* Exercise directions
Reproduce the data below verbatim, starting at its first line and stopping after the line that contains "y-tick-label: 20% [32, 344, 68, 364]". Include both of those lines.

··· Source records

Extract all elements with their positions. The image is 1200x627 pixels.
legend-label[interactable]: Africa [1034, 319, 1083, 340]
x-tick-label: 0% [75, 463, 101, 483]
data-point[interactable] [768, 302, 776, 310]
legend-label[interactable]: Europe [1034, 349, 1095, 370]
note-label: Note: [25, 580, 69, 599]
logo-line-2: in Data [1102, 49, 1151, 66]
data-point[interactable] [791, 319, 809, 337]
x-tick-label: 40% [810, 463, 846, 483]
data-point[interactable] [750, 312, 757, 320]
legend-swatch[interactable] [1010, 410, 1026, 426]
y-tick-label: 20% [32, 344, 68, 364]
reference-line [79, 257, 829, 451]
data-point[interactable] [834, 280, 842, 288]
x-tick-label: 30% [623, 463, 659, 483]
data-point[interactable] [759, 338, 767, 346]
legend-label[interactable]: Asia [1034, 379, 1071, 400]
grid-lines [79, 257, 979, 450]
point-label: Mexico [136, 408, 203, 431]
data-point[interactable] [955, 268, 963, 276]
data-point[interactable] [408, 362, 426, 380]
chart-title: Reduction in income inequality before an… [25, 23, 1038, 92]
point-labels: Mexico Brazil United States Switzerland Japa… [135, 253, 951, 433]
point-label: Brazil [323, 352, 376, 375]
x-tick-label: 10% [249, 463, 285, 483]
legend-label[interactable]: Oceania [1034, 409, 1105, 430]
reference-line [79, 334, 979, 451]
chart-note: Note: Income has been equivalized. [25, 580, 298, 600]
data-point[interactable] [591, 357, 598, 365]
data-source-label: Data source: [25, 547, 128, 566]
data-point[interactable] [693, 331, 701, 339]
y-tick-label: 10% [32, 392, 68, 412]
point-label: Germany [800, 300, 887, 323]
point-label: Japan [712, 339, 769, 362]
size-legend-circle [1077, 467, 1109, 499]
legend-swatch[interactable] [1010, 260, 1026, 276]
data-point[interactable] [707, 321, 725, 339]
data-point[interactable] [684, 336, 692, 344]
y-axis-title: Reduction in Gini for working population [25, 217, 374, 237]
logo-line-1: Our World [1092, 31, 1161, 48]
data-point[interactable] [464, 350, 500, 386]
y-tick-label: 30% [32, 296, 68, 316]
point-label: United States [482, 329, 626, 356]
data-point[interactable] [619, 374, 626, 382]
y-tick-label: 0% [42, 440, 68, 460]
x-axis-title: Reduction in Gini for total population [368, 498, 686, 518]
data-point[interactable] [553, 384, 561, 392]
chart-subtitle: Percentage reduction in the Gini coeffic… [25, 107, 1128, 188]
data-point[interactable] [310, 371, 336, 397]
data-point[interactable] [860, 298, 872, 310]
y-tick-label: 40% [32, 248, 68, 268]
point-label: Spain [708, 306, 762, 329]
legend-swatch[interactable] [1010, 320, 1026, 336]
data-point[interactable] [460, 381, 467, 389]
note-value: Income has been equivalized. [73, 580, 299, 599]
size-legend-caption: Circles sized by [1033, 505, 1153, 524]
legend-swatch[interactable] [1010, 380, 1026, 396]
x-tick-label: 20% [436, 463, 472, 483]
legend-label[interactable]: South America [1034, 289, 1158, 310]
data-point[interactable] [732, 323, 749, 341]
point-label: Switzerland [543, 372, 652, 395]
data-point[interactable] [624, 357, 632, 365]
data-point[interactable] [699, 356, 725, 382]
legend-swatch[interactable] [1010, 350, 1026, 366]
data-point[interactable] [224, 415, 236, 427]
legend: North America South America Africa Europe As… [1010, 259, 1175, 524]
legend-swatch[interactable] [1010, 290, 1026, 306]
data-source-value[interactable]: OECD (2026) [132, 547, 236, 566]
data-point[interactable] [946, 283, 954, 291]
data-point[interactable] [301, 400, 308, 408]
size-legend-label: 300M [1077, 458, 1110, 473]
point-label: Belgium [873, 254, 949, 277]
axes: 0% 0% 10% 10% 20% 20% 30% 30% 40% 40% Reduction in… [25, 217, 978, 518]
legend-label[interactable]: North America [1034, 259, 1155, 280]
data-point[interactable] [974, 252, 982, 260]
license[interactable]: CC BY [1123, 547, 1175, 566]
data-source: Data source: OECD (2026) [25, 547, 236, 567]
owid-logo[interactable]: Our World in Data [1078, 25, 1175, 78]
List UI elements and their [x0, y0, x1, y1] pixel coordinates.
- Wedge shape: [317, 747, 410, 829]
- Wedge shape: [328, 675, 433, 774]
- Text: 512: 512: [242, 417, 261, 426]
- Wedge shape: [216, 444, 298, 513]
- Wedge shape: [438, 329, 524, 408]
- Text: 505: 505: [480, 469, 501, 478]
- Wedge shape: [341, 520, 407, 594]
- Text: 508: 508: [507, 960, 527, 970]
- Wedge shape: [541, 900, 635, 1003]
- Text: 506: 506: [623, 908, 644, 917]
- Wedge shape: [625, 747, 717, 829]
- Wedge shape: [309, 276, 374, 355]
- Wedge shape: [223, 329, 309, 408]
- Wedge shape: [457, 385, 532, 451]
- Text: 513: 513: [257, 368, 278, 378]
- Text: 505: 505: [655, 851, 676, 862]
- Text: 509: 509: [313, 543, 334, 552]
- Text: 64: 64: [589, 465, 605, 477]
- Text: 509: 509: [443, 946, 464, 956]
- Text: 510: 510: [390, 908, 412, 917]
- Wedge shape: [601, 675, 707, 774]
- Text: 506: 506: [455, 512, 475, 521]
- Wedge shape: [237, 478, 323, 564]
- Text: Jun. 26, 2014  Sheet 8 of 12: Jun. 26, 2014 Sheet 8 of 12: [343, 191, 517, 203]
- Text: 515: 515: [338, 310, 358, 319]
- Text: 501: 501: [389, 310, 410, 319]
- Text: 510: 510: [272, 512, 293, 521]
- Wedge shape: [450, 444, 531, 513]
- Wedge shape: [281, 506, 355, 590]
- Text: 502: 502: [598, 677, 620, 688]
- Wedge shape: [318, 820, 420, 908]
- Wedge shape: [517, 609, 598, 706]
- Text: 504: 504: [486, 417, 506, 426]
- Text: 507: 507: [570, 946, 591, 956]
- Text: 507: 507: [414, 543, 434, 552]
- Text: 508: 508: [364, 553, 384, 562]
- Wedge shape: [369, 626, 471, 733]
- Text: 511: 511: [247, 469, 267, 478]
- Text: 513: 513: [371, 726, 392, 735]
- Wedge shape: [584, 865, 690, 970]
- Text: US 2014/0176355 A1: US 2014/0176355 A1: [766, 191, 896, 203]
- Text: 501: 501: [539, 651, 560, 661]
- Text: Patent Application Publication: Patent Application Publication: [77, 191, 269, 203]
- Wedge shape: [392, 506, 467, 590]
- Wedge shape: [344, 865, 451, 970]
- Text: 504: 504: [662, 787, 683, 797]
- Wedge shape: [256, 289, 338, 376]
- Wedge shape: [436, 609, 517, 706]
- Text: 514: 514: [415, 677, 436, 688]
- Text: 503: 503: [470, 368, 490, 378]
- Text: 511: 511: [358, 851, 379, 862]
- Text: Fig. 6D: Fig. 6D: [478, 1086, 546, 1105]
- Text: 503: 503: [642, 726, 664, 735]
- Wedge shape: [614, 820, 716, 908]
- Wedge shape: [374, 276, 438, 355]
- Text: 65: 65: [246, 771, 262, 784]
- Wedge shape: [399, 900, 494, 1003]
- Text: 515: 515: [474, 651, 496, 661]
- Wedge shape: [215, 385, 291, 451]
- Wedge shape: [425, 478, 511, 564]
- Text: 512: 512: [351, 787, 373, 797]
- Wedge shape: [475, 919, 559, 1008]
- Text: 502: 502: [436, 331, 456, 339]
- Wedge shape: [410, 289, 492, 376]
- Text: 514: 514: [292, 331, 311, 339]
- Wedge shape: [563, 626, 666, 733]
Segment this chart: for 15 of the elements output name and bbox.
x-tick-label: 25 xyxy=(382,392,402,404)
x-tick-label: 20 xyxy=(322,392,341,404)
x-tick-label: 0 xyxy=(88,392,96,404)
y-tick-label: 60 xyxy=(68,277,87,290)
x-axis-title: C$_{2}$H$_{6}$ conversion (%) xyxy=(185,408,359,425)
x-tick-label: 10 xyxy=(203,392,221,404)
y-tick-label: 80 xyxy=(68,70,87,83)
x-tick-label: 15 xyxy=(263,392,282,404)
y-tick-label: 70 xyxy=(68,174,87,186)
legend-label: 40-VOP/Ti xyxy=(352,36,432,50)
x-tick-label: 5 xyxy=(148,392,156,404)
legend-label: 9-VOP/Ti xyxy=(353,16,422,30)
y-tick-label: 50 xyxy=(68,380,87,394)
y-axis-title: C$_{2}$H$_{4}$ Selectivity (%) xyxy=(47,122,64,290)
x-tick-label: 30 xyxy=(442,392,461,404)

······

* Completed task
Extract all elements with their positions. The image is 1200x627 pixels.
legend-label[interactable]: Africa [1034, 319, 1083, 340]
x-tick-label: 0% [75, 463, 101, 483]
data-point[interactable] [768, 302, 776, 310]
legend-label[interactable]: Europe [1034, 349, 1095, 370]
note-label: Note: [25, 580, 69, 599]
logo-line-2: in Data [1102, 49, 1151, 66]
data-point[interactable] [791, 319, 809, 337]
x-tick-label: 40% [810, 463, 846, 483]
data-point[interactable] [750, 312, 757, 320]
legend-swatch[interactable] [1010, 410, 1026, 426]
y-tick-label: 20% [32, 344, 68, 364]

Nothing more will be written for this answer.